Dataset excerpt:
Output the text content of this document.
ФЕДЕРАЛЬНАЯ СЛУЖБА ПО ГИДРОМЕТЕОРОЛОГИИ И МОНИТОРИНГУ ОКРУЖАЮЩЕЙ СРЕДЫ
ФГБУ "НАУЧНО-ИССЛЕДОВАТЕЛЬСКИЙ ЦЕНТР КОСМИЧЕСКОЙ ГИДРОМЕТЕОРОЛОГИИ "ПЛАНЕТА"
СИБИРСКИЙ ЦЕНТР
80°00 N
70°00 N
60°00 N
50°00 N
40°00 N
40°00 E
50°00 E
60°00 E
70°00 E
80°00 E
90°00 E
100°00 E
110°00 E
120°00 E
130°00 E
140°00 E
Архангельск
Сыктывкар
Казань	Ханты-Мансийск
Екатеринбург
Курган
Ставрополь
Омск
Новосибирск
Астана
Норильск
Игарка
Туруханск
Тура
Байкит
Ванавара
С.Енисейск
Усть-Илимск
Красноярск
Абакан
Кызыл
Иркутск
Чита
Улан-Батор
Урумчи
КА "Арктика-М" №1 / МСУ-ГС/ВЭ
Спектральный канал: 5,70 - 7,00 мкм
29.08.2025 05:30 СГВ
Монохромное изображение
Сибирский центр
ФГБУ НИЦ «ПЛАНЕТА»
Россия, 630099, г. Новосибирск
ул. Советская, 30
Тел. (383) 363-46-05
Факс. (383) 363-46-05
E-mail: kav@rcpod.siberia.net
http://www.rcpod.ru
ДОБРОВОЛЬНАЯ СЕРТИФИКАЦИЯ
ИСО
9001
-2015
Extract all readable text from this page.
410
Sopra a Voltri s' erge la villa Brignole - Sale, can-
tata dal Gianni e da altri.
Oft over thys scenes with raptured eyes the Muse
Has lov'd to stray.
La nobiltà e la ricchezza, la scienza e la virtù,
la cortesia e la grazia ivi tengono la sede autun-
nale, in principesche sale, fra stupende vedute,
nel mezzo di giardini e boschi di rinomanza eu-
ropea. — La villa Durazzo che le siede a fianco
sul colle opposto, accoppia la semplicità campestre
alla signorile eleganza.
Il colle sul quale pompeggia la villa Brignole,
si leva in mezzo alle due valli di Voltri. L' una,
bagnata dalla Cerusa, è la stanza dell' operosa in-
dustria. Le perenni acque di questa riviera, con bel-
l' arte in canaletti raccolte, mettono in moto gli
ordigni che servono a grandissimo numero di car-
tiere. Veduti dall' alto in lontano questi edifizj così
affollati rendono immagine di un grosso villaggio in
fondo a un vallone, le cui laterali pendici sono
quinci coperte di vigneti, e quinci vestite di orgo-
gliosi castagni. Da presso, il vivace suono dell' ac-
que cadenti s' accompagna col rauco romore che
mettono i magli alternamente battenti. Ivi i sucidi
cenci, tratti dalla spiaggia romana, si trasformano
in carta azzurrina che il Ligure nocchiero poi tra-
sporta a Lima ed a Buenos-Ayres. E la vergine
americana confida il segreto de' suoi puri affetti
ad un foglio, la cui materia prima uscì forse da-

Given request:
Set down all of the data above, word for word.

The answer:
Output the text content of this document.
ФЕДЕРАЛЬНАЯ СЛУЖБА ПО ГИДРОМЕТЕОРОЛОГИИ И МОНИТОРИНГУ ОКРУЖАЮЩЕЙ СРЕДЫ
ФГБУ "НАУЧНО-ИССЛЕДОВАТЕЛЬСКИЙ ЦЕНТР КОСМИЧЕСКОЙ ГИДРОМЕТЕОРОЛОГИИ "ПЛАНЕТА"
СИБИРСКИЙ ЦЕНТР
80°00 N
70°00 N
60°00 N
50°00 N
40°00 N
40°00 E
50°00 E
60°00 E
70°00 E
80°00 E
90°00 E
100°00 E
110°00 E
120°00 E
130°00 E
140°00 E
Архангельск
Сыктывкар
Казань	Ханты-Мансийск
Екатеринбург
Курган
Ставрополь
Омск
Новосибирск
Астана
Норильск
Игарка
Туруханск
Тура
Байкит
Ванавара
С.Енисейск
Усть-Илимск
Красноярск
Абакан
Кызыл
Иркутск
Чита
Улан-Батор
Урумчи
КА "Арктика-М" №1 / МСУ-ГС/ВЭ
Спектральный канал: 5,70 - 7,00 мкм
29.08.2025 05:30 СГВ
Монохромное изображение
Сибирский центр
ФГБУ НИЦ «ПЛАНЕТА»
Россия, 630099, г. Новосибирск
ул. Советская, 30
Тел. (383) 363-46-05
Факс. (383) 363-46-05
E-mail: kav@rcpod.siberia.net
http://www.rcpod.ru
ДОБРОВОЛЬНАЯ СЕРТИФИКАЦИЯ
ИСО
9001
-2015
Extract all readable text from this page.
410
Sopra a Voltri s' erge la villa Brignole - Sale, can-
tata dal Gianni e da altri.
Oft over thys scenes with raptured eyes the Muse
Has lov'd to stray.
La nobiltà e la ricchezza, la scienza e la virtù,
la cortesia e la grazia ivi tengono la sede autun-
nale, in principesche sale, fra stupende vedute,
nel mezzo di giardini e boschi di rinomanza eu-
ropea. — La villa Durazzo che le siede a fianco
sul colle opposto, accoppia la semplicità campestre
alla signorile eleganza.
Il colle sul quale pompeggia la villa Brignole,
si leva in mezzo alle due valli di Voltri. L' una,
bagnata dalla Cerusa, è la stanza dell' operosa in-
dustria. Le perenni acque di questa riviera, con bel-
l' arte in canaletti raccolte, mettono in moto gli
ordigni che servono a grandissimo numero di car-
tiere. Veduti dall' alto in lontano questi edifizj così
affollati rendono immagine di un grosso villaggio in
fondo a un vallone, le cui laterali pendici sono
quinci coperte di vigneti, e quinci vestite di orgo-
gliosi castagni. Da presso, il vivace suono dell' ac-
que cadenti s' accompagna col rauco romore che
mettono i magli alternamente battenti. Ivi i sucidi
cenci, tratti dalla spiaggia romana, si trasformano
in carta azzurrina che il Ligure nocchiero poi tra-
sporta a Lima ed a Buenos-Ayres. E la vergine
americana confida il segreto de' suoi puri affetti
ad un foglio, la cui materia prima uscì forse da-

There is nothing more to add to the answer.